PROBLEM STATEMENT
Examine the records and identify each line that includes the string "text". Copy those lines.

---+---

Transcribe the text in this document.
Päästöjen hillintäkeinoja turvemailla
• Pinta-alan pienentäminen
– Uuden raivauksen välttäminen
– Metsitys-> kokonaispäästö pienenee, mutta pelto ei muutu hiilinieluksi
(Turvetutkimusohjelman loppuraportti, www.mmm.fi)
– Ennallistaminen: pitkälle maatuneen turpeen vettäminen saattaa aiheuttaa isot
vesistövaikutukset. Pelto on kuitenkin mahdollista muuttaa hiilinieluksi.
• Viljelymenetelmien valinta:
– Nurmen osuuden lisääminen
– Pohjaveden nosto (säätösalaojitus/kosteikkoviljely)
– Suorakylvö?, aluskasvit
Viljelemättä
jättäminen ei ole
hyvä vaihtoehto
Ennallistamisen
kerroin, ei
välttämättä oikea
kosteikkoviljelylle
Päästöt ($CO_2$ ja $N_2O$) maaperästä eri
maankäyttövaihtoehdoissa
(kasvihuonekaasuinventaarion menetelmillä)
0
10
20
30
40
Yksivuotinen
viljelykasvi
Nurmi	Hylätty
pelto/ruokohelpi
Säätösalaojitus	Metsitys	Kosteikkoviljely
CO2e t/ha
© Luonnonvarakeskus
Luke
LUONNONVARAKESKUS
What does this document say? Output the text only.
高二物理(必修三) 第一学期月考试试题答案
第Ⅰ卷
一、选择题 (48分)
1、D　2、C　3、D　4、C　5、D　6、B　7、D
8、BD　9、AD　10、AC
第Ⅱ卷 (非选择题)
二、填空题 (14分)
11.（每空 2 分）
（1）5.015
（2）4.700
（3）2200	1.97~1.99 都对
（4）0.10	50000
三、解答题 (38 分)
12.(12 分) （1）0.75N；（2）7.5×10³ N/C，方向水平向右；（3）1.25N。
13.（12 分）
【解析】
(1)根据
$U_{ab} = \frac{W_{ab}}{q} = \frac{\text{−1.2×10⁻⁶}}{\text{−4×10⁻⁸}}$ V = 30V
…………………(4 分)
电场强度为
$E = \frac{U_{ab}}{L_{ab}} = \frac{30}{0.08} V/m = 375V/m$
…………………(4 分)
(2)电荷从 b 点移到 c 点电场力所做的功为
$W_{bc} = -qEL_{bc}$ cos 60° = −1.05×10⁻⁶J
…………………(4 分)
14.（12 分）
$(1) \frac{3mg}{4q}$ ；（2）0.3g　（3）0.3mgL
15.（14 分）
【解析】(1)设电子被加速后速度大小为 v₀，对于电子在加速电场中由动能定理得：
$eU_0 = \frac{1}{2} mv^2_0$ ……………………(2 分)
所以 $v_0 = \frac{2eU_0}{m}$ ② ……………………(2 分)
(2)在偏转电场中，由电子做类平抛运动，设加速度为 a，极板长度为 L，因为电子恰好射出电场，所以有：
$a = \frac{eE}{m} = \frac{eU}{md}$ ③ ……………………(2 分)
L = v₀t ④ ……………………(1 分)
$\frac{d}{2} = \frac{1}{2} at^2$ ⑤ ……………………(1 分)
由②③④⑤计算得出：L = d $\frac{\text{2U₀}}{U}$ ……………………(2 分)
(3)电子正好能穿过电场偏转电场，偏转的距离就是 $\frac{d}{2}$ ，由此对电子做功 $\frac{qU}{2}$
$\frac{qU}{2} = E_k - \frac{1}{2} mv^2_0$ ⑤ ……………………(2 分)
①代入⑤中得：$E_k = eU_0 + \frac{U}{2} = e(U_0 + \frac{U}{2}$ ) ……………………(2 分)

---+---

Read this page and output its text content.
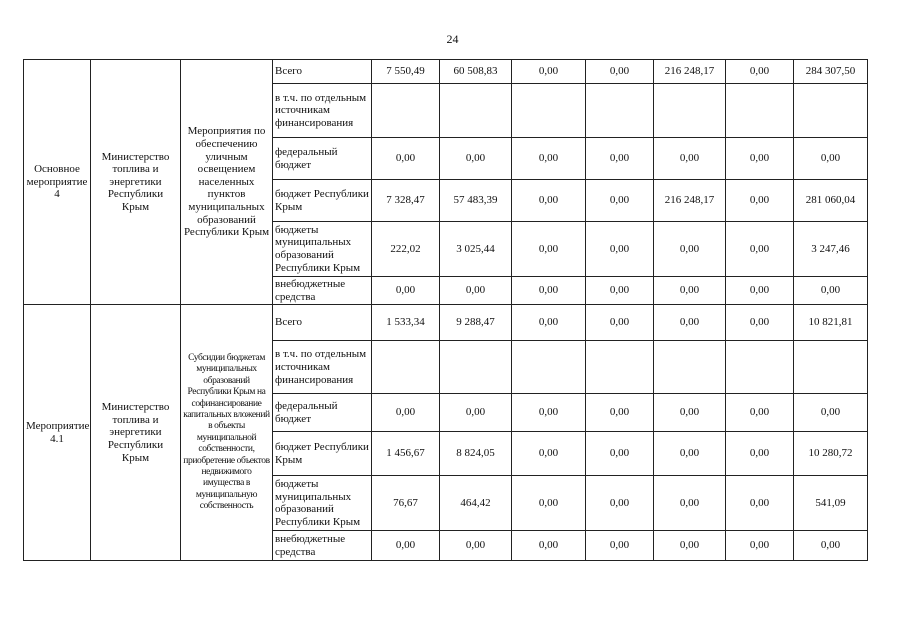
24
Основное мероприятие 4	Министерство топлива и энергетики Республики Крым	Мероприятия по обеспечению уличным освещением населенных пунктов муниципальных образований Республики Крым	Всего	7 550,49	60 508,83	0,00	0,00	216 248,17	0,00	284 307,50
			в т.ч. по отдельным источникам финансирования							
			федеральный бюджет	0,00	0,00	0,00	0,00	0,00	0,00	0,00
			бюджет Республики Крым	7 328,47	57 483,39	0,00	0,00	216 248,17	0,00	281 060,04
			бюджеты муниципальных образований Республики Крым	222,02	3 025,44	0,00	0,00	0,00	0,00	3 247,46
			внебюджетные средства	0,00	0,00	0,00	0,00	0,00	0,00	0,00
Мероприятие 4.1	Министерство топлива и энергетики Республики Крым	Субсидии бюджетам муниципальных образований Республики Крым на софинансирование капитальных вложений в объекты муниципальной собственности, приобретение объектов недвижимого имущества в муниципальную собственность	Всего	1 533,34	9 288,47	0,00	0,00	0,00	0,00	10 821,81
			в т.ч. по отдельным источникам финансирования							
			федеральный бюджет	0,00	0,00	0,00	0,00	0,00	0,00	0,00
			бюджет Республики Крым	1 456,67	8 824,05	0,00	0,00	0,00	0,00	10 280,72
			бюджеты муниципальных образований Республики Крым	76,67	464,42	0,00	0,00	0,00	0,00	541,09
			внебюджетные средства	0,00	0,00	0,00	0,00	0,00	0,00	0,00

---+---

WRITTEN SOLUTION
Transcribe the text in this document.
What does this document say? Output the text only.
$U_{ab} = \frac{W_{ab}}{q} = \frac{\text{−1.2×10⁻⁶}}{\text{−4×10⁻⁸}}$ V = 30V
由②③④⑤计算得出：L = d $\frac{\text{2U₀}}{U}$ ……………………(2 分)
Read this page and output its text content.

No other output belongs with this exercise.